Aim:
Your task is to transcribe all of the records exactly and leave out the pictures.

Input material:
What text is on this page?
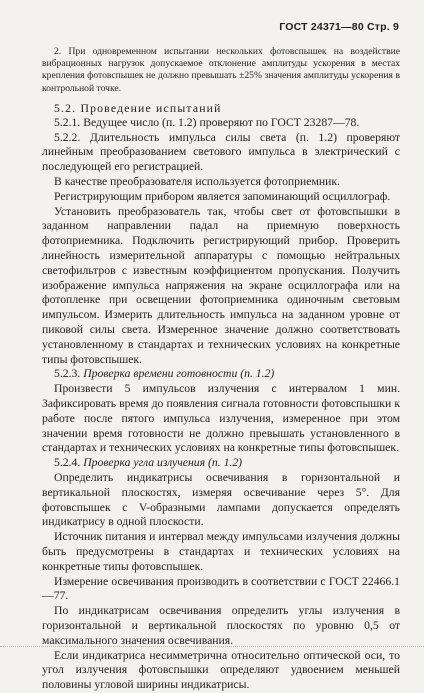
ГОСТ 24371—80 Стр. 9
2. При одновременном испытании нескольких фотовспышек на воздействие вибрационных нагрузок допускаемое отклонение амплитуды ускорения в местах крепления фотовспышек не должно превышать ±25% значения амплитуды ускорения в контрольной точке.
5.2. Проведение испытаний
5.2.1. Ведущее число (п. 1.2) проверяют по ГОСТ 23287—78.
5.2.2. Длительность импульса силы света (п. 1.2) проверяют линейным преобразованием светового импульса в электрический с последующей его регистрацией.
В качестве преобразователя используется фотоприемник.
Регистрирующим прибором является запоминающий осциллограф.
Установить преобразователь так, чтобы свет от фотовспышки в заданном направлении падал на приемную поверхность фотоприемника. Подключить регистрирующий прибор. Проверить линейность измерительной аппаратуры с помощью нейтральных светофильтров с известным коэффициентом пропускания. Получить изображение импульса напряжения на экране осциллографа или на фотопленке при освещении фотоприемника одиночным световым импульсом. Измерить длительность импульса на заданном уровне от пиковой силы света. Измеренное значение должно соответствовать установленному в стандартах и технических условиях на конкретные типы фотовспышек.
5.2.3. Проверка времени готовности (п. 1.2)
Произвести 5 импульсов излучения с интервалом 1 мин. Зафиксировать время до появления сигнала готовности фотовспышки к работе после пятого импульса излучения, измеренное при этом значении время готовности не должно превышать установленного в стандартах и технических условиях на конкретные типы фотовспышек.
5.2.4. Проверка угла излучения (п. 1.2)
Определить индикатрисы освечивания в горизонтальной и вертикальной плоскостях, измеряя освечивание через 5°. Для фотовспышек с V-образными лампами допускается определять индикатрису в одной плоскости.
Источник питания и интервал между импульсами излучения должны быть предусмотрены в стандартах и технических условиях на конкретные типы фотовспышек.
Измерение освечивания производить в соответствии с ГОСТ 22466.1—77.
По индикатрисам освечивания определить углы излучения в горизонтальной и вертикальной плоскостях по уровню 0,5 от максимального значения освечивания.
Если индикатриса несимметрична относительно оптической оси, то угол излучения фотовспышки определяют удвоением меньшей половины угловой ширины индикатрисы.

Result for this task:
What text is on this page?
ГОСТ 24371—80 Стр. 9
2. При одновременном испытании нескольких фотовспышек на воздействие вибрационных нагрузок допускаемое отклонение амплитуды ускорения в местах крепления фотовспышек не должно превышать ±25% значения амплитуды ускорения в контрольной точке.
5.2. Проведение испытаний
5.2.1. Ведущее число (п. 1.2) проверяют по ГОСТ 23287—78.
5.2.2. Длительность импульса силы света (п. 1.2) проверяют линейным преобразованием светового импульса в электрический с последующей его регистрацией.
В качестве преобразователя используется фотоприемник.
Регистрирующим прибором является запоминающий осциллограф.
Установить преобразователь так, чтобы свет от фотовспышки в заданном направлении падал на приемную поверхность фотоприемника. Подключить регистрирующий прибор. Проверить линейность измерительной аппаратуры с помощью нейтральных светофильтров с известным коэффициентом пропускания. Получить изображение импульса напряжения на экране осциллографа или на фотопленке при освещении фотоприемника одиночным световым импульсом. Измерить длительность импульса на заданном уровне от пиковой силы света. Измеренное значение должно соответствовать установленному в стандартах и технических условиях на конкретные типы фотовспышек.
5.2.3. Проверка времени готовности (п. 1.2)
Произвести 5 импульсов излучения с интервалом 1 мин. Зафиксировать время до появления сигнала готовности фотовспышки к работе после пятого импульса излучения, измеренное при этом значении время готовности не должно превышать установленного в стандартах и технических условиях на конкретные типы фотовспышек.
5.2.4. Проверка угла излучения (п. 1.2)
Определить индикатрисы освечивания в горизонтальной и вертикальной плоскостях, измеряя освечивание через 5°. Для фотовспышек с V-образными лампами допускается определять индикатрису в одной плоскости.
Источник питания и интервал между импульсами излучения должны быть предусмотрены в стандартах и технических условиях на конкретные типы фотовспышек.
Измерение освечивания производить в соответствии с ГОСТ 22466.1—77.
По индикатрисам освечивания определить углы излучения в горизонтальной и вертикальной плоскостях по уровню 0,5 от максимального значения освечивания.
Если индикатриса несимметрична относительно оптической оси, то угол излучения фотовспышки определяют удвоением меньшей половины угловой ширины индикатрисы.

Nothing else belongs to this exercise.